--- START OF Task material ---

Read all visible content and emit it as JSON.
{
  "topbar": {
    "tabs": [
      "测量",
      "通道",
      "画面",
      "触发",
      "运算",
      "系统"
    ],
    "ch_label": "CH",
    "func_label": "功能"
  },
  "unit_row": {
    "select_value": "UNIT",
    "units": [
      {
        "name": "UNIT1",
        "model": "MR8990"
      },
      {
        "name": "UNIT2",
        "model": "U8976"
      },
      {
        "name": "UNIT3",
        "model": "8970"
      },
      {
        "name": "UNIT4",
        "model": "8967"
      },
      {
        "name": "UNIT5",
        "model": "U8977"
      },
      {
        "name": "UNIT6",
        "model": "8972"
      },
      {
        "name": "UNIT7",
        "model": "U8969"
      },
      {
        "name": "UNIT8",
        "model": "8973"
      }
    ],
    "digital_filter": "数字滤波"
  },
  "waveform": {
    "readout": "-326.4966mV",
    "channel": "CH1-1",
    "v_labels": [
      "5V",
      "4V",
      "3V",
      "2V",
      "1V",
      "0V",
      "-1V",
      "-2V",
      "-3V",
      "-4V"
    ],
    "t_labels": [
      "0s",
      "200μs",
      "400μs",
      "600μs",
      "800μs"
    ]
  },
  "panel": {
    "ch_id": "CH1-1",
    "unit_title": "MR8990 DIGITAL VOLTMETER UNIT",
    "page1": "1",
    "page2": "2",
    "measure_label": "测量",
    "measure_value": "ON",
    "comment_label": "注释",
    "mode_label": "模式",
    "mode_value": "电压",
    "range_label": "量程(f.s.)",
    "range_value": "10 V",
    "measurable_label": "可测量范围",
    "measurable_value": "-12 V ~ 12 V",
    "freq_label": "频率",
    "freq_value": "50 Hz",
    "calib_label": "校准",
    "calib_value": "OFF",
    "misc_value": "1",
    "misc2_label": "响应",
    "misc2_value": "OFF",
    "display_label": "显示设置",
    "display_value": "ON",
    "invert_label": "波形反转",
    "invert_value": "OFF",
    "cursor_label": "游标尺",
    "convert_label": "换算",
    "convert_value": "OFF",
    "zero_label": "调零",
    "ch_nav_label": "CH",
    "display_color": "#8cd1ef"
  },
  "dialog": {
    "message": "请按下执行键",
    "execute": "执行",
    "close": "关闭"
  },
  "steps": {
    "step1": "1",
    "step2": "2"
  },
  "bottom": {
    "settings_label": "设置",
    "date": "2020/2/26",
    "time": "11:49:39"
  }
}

--- END OF Task material ---

Please quote the records above exactly, without skipping a line.

## [Output]
Read all visible content and emit it as JSON.
{
  "topbar": {
    "tabs": [
      "测量",
      "通道",
      "画面",
      "触发",
      "运算",
      "系统"
    ],
    "ch_label": "CH",
    "func_label": "功能"
  },
  "unit_row": {
    "select_value": "UNIT",
    "units": [
      {
        "name": "UNIT1",
        "model": "MR8990"
      },
      {
        "name": "UNIT2",
        "model": "U8976"
      },
      {
        "name": "UNIT3",
        "model": "8970"
      },
      {
        "name": "UNIT4",
        "model": "8967"
      },
      {
        "name": "UNIT5",
        "model": "U8977"
      },
      {
        "name": "UNIT6",
        "model": "8972"
      },
      {
        "name": "UNIT7",
        "model": "U8969"
      },
      {
        "name": "UNIT8",
        "model": "8973"
      }
    ],
    "digital_filter": "数字滤波"
  },
  "waveform": {
    "readout": "-326.4966mV",
    "channel": "CH1-1",
    "v_labels": [
      "5V",
      "4V",
      "3V",
      "2V",
      "1V",
      "0V",
      "-1V",
      "-2V",
      "-3V",
      "-4V"
    ],
    "t_labels": [
      "0s",
      "200μs",
      "400μs",
      "600μs",
      "800μs"
    ]
  },
  "panel": {
    "ch_id": "CH1-1",
    "unit_title": "MR8990 DIGITAL VOLTMETER UNIT",
    "page1": "1",
    "page2": "2",
    "measure_label": "测量",
    "measure_value": "ON",
    "comment_label": "注释",
    "mode_label": "模式",
    "mode_value": "电压",
    "range_label": "量程(f.s.)",
    "range_value": "10 V",
    "measurable_label": "可测量范围",
    "measurable_value": "-12 V ~ 12 V",
    "freq_label": "频率",
    "freq_value": "50 Hz",
    "calib_label": "校准",
    "calib_value": "OFF",
    "misc_value": "1",
    "misc2_label": "响应",
    "misc2_value": "OFF",
    "display_label": "显示设置",
    "display_value": "ON",
    "invert_label": "波形反转",
    "invert_value": "OFF",
    "cursor_label": "游标尺",
    "convert_label": "换算",
    "convert_value": "OFF",
    "zero_label": "调零",
    "ch_nav_label": "CH",
    "display_color": "#8cd1ef"
  },
  "dialog": {
    "message": "请按下执行键",
    "execute": "执行",
    "close": "关闭"
  },
  "steps": {
    "step1": "1",
    "step2": "2"
  },
  "bottom": {
    "settings_label": "设置",
    "date": "2020/2/26",
    "time": "11:49:39"
  }
}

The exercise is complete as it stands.